-- start of Data provided --
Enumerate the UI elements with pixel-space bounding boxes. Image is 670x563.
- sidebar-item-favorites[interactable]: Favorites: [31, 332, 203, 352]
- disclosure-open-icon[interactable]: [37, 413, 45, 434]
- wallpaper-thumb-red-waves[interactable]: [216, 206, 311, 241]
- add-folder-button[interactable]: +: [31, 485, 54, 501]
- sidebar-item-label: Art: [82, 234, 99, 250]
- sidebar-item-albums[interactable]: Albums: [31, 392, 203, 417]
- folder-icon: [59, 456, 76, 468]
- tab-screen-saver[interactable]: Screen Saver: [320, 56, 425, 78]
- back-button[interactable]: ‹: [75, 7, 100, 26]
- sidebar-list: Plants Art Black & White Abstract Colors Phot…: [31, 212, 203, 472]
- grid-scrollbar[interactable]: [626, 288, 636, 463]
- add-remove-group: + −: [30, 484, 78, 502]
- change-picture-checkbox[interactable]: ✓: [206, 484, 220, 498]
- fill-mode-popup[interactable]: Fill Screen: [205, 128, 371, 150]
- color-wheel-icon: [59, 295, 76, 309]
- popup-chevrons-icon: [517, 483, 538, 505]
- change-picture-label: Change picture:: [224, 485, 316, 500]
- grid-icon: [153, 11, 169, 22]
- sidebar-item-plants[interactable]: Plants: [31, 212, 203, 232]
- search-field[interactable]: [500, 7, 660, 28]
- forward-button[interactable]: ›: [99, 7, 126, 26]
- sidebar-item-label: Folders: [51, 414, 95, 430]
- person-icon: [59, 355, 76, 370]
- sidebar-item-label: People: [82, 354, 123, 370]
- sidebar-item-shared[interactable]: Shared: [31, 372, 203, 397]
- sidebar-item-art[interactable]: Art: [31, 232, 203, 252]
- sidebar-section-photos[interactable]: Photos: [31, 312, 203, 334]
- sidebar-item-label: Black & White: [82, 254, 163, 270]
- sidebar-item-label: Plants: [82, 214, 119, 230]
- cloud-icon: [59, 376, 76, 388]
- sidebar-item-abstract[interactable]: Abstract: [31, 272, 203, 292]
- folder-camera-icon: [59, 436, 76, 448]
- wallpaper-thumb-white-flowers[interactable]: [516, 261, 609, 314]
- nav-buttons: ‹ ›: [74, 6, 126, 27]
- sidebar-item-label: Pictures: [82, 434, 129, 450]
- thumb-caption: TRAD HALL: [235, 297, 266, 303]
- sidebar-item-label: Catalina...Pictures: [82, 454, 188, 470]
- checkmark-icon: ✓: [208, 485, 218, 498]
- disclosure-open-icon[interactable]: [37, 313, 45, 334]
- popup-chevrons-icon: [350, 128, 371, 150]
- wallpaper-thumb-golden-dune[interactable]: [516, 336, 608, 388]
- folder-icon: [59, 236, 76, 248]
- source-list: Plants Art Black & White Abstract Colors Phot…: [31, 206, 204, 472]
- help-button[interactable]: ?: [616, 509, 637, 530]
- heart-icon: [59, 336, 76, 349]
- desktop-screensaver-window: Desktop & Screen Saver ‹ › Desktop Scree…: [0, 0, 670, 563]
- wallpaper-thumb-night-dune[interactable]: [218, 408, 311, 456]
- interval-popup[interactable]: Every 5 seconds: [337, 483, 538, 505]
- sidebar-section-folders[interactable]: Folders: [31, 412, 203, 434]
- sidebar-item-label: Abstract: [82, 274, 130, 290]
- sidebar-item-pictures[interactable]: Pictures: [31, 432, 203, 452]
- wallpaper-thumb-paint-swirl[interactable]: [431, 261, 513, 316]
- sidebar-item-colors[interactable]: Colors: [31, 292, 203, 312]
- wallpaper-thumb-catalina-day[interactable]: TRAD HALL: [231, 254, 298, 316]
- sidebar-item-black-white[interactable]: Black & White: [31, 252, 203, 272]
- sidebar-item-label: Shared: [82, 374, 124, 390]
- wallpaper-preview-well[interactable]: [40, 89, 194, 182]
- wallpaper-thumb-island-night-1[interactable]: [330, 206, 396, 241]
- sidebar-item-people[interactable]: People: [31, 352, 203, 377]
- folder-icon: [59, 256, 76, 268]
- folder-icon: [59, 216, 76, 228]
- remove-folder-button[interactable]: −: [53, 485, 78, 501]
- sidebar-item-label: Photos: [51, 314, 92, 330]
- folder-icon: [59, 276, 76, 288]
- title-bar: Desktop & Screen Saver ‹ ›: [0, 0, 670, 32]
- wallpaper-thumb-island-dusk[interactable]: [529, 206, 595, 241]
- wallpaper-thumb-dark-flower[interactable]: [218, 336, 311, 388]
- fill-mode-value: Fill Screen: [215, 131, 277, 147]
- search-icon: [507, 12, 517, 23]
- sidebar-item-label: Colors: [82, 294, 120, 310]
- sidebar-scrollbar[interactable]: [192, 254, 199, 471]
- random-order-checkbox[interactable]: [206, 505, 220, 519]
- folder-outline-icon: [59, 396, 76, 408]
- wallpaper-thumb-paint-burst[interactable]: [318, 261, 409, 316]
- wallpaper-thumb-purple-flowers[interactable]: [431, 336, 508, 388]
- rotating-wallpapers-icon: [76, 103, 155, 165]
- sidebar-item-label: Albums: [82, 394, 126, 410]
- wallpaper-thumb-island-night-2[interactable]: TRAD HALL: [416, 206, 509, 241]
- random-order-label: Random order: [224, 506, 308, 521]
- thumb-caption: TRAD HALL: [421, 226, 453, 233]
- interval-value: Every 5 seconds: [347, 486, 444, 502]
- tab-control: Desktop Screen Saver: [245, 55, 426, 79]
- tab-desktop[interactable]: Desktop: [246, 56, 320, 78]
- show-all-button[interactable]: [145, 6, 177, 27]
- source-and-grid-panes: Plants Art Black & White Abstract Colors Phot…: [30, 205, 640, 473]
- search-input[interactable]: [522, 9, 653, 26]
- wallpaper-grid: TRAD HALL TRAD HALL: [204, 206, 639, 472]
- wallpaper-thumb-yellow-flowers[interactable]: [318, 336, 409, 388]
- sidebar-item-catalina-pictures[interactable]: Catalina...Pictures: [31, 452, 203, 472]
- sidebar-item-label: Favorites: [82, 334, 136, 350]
-- end of Data provided --
● Written request:
Return every line of the material above that contains the string "TRAD".

● Expected answer:
- thumb-caption: TRAD HALL: [235, 297, 266, 303]
- wallpaper-thumb-catalina-day[interactable]: TRAD HALL: [231, 254, 298, 316]
- wallpaper-thumb-island-night-2[interactable]: TRAD HALL: [416, 206, 509, 241]
- thumb-caption: TRAD HALL: [421, 226, 453, 233]
- wallpaper-grid: TRAD HALL TRAD HALL: [204, 206, 639, 472]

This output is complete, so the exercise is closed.